_Data section:_
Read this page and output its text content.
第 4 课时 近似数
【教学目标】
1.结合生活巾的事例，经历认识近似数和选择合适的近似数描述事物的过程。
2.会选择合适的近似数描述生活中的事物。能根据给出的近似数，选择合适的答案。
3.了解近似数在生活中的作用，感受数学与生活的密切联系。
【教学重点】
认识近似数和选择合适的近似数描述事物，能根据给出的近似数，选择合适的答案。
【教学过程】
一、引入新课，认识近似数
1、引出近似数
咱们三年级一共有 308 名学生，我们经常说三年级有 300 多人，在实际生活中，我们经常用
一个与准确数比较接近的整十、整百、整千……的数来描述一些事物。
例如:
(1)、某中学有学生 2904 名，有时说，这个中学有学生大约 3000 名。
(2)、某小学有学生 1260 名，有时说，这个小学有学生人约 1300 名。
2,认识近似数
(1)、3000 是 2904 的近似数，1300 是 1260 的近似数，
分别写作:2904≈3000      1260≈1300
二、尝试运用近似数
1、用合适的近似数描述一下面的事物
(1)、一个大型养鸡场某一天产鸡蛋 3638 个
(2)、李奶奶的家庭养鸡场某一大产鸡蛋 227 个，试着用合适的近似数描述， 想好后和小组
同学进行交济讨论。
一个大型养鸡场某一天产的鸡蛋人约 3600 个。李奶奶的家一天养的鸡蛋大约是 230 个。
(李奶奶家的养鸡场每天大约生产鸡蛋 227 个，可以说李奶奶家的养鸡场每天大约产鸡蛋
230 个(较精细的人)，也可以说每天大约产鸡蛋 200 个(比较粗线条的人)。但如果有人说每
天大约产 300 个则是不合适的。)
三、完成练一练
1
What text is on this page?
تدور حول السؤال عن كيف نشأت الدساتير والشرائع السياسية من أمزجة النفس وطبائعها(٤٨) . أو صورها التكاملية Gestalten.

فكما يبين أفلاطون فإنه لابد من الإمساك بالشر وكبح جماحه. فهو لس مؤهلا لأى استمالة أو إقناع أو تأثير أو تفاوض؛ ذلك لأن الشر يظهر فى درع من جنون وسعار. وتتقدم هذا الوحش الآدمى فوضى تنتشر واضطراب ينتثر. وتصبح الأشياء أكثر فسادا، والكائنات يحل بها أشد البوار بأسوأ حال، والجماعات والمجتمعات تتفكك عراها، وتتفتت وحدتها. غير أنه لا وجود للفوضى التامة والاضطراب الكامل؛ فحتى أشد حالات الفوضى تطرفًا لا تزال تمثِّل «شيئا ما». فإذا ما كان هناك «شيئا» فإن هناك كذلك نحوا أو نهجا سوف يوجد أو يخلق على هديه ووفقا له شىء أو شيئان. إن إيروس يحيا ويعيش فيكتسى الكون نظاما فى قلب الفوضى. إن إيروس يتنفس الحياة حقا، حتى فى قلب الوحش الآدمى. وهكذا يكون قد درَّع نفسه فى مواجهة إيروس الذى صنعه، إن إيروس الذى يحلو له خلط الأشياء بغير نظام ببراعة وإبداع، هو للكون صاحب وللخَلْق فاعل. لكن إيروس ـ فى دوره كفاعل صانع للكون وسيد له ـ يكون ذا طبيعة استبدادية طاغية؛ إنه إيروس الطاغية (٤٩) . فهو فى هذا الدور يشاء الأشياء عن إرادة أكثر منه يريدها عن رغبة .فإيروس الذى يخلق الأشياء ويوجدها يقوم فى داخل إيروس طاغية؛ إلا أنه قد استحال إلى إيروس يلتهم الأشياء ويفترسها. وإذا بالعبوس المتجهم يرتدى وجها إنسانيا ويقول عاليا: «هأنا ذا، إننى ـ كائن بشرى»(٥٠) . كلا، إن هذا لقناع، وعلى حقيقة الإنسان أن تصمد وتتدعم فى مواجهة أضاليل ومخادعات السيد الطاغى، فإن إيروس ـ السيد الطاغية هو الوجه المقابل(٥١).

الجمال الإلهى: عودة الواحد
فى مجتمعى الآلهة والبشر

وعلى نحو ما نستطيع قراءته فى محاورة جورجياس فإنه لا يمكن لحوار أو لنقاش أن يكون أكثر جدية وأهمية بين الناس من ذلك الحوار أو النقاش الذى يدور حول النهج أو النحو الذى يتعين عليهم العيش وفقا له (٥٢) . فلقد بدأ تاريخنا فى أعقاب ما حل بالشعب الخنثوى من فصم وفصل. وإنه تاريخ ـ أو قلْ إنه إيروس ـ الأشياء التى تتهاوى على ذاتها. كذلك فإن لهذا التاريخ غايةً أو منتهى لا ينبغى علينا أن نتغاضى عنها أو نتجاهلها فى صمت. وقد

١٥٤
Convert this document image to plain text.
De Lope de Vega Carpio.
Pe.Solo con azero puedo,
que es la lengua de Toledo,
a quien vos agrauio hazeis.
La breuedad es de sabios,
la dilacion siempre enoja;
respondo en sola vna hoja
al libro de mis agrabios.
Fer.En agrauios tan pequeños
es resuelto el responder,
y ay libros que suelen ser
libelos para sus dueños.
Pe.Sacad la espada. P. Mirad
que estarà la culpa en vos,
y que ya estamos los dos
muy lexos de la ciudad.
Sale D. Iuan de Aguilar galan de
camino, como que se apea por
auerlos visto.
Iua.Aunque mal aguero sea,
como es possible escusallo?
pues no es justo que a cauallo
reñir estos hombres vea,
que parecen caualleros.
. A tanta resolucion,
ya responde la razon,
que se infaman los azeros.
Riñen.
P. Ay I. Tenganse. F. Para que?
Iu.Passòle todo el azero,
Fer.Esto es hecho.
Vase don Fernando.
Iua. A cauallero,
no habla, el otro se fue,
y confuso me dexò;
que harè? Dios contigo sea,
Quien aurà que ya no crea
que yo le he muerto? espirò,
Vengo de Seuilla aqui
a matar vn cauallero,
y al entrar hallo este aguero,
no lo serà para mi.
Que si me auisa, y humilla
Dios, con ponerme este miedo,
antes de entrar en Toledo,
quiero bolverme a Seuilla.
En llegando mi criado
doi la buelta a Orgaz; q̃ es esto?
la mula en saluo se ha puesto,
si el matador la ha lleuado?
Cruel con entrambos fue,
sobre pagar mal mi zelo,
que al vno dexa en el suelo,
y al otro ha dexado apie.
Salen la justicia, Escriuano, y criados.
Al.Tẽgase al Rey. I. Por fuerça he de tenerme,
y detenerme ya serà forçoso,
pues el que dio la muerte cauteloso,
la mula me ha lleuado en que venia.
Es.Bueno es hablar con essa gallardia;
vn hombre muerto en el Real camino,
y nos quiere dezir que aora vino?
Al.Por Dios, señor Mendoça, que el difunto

_To be done:_ Print the records above in full, exactly.

_Answer to the exercise:_
Read this page and output its text content.
第 4 课时 近似数
【教学目标】
1.结合生活巾的事例，经历认识近似数和选择合适的近似数描述事物的过程。
2.会选择合适的近似数描述生活中的事物。能根据给出的近似数，选择合适的答案。
3.了解近似数在生活中的作用，感受数学与生活的密切联系。
【教学重点】
认识近似数和选择合适的近似数描述事物，能根据给出的近似数，选择合适的答案。
【教学过程】
一、引入新课，认识近似数
1、引出近似数
咱们三年级一共有 308 名学生，我们经常说三年级有 300 多人，在实际生活中，我们经常用
一个与准确数比较接近的整十、整百、整千……的数来描述一些事物。
例如:
(1)、某中学有学生 2904 名，有时说，这个中学有学生大约 3000 名。
(2)、某小学有学生 1260 名，有时说，这个小学有学生人约 1300 名。
2,认识近似数
(1)、3000 是 2904 的近似数，1300 是 1260 的近似数，
分别写作:2904≈3000      1260≈1300
二、尝试运用近似数
1、用合适的近似数描述一下面的事物
(1)、一个大型养鸡场某一天产鸡蛋 3638 个
(2)、李奶奶的家庭养鸡场某一大产鸡蛋 227 个，试着用合适的近似数描述， 想好后和小组
同学进行交济讨论。
一个大型养鸡场某一天产的鸡蛋人约 3600 个。李奶奶的家一天养的鸡蛋大约是 230 个。
(李奶奶家的养鸡场每天大约生产鸡蛋 227 个，可以说李奶奶家的养鸡场每天大约产鸡蛋
230 个(较精细的人)，也可以说每天大约产鸡蛋 200 个(比较粗线条的人)。但如果有人说每
天大约产 300 个则是不合适的。)
三、完成练一练
1
What text is on this page?
تدور حول السؤال عن كيف نشأت الدساتير والشرائع السياسية من أمزجة النفس وطبائعها(٤٨) . أو صورها التكاملية Gestalten.

فكما يبين أفلاطون فإنه لابد من الإمساك بالشر وكبح جماحه. فهو لس مؤهلا لأى استمالة أو إقناع أو تأثير أو تفاوض؛ ذلك لأن الشر يظهر فى درع من جنون وسعار. وتتقدم هذا الوحش الآدمى فوضى تنتشر واضطراب ينتثر. وتصبح الأشياء أكثر فسادا، والكائنات يحل بها أشد البوار بأسوأ حال، والجماعات والمجتمعات تتفكك عراها، وتتفتت وحدتها. غير أنه لا وجود للفوضى التامة والاضطراب الكامل؛ فحتى أشد حالات الفوضى تطرفًا لا تزال تمثِّل «شيئا ما». فإذا ما كان هناك «شيئا» فإن هناك كذلك نحوا أو نهجا سوف يوجد أو يخلق على هديه ووفقا له شىء أو شيئان. إن إيروس يحيا ويعيش فيكتسى الكون نظاما فى قلب الفوضى. إن إيروس يتنفس الحياة حقا، حتى فى قلب الوحش الآدمى. وهكذا يكون قد درَّع نفسه فى مواجهة إيروس الذى صنعه، إن إيروس الذى يحلو له خلط الأشياء بغير نظام ببراعة وإبداع، هو للكون صاحب وللخَلْق فاعل. لكن إيروس ـ فى دوره كفاعل صانع للكون وسيد له ـ يكون ذا طبيعة استبدادية طاغية؛ إنه إيروس الطاغية (٤٩) . فهو فى هذا الدور يشاء الأشياء عن إرادة أكثر منه يريدها عن رغبة .فإيروس الذى يخلق الأشياء ويوجدها يقوم فى داخل إيروس طاغية؛ إلا أنه قد استحال إلى إيروس يلتهم الأشياء ويفترسها. وإذا بالعبوس المتجهم يرتدى وجها إنسانيا ويقول عاليا: «هأنا ذا، إننى ـ كائن بشرى»(٥٠) . كلا، إن هذا لقناع، وعلى حقيقة الإنسان أن تصمد وتتدعم فى مواجهة أضاليل ومخادعات السيد الطاغى، فإن إيروس ـ السيد الطاغية هو الوجه المقابل(٥١).

الجمال الإلهى: عودة الواحد
فى مجتمعى الآلهة والبشر

وعلى نحو ما نستطيع قراءته فى محاورة جورجياس فإنه لا يمكن لحوار أو لنقاش أن يكون أكثر جدية وأهمية بين الناس من ذلك الحوار أو النقاش الذى يدور حول النهج أو النحو الذى يتعين عليهم العيش وفقا له (٥٢) . فلقد بدأ تاريخنا فى أعقاب ما حل بالشعب الخنثوى من فصم وفصل. وإنه تاريخ ـ أو قلْ إنه إيروس ـ الأشياء التى تتهاوى على ذاتها. كذلك فإن لهذا التاريخ غايةً أو منتهى لا ينبغى علينا أن نتغاضى عنها أو نتجاهلها فى صمت. وقد

١٥٤
Convert this document image to plain text.
De Lope de Vega Carpio.
Pe.Solo con azero puedo,
que es la lengua de Toledo,
a quien vos agrauio hazeis.
La breuedad es de sabios,
la dilacion siempre enoja;
respondo en sola vna hoja
al libro de mis agrabios.
Fer.En agrauios tan pequeños
es resuelto el responder,
y ay libros que suelen ser
libelos para sus dueños.
Pe.Sacad la espada. P. Mirad
que estarà la culpa en vos,
y que ya estamos los dos
muy lexos de la ciudad.
Sale D. Iuan de Aguilar galan de
camino, como que se apea por
auerlos visto.
Iua.Aunque mal aguero sea,
como es possible escusallo?
pues no es justo que a cauallo
reñir estos hombres vea,
que parecen caualleros.
. A tanta resolucion,
ya responde la razon,
que se infaman los azeros.
Riñen.
P. Ay I. Tenganse. F. Para que?
Iu.Passòle todo el azero,
Fer.Esto es hecho.
Vase don Fernando.
Iua. A cauallero,
no habla, el otro se fue,
y confuso me dexò;
que harè? Dios contigo sea,
Quien aurà que ya no crea
que yo le he muerto? espirò,
Vengo de Seuilla aqui
a matar vn cauallero,
y al entrar hallo este aguero,
no lo serà para mi.
Que si me auisa, y humilla
Dios, con ponerme este miedo,
antes de entrar en Toledo,
quiero bolverme a Seuilla.
En llegando mi criado
doi la buelta a Orgaz; q̃ es esto?
la mula en saluo se ha puesto,
si el matador la ha lleuado?
Cruel con entrambos fue,
sobre pagar mal mi zelo,
que al vno dexa en el suelo,
y al otro ha dexado apie.
Salen la justicia, Escriuano, y criados.
Al.Tẽgase al Rey. I. Por fuerça he de tenerme,
y detenerme ya serà forçoso,
pues el que dio la muerte cauteloso,
la mula me ha lleuado en que venia.
Es.Bueno es hablar con essa gallardia;
vn hombre muerto en el Real camino,
y nos quiere dezir que aora vino?
Al.Por Dios, señor Mendoça, que el difunto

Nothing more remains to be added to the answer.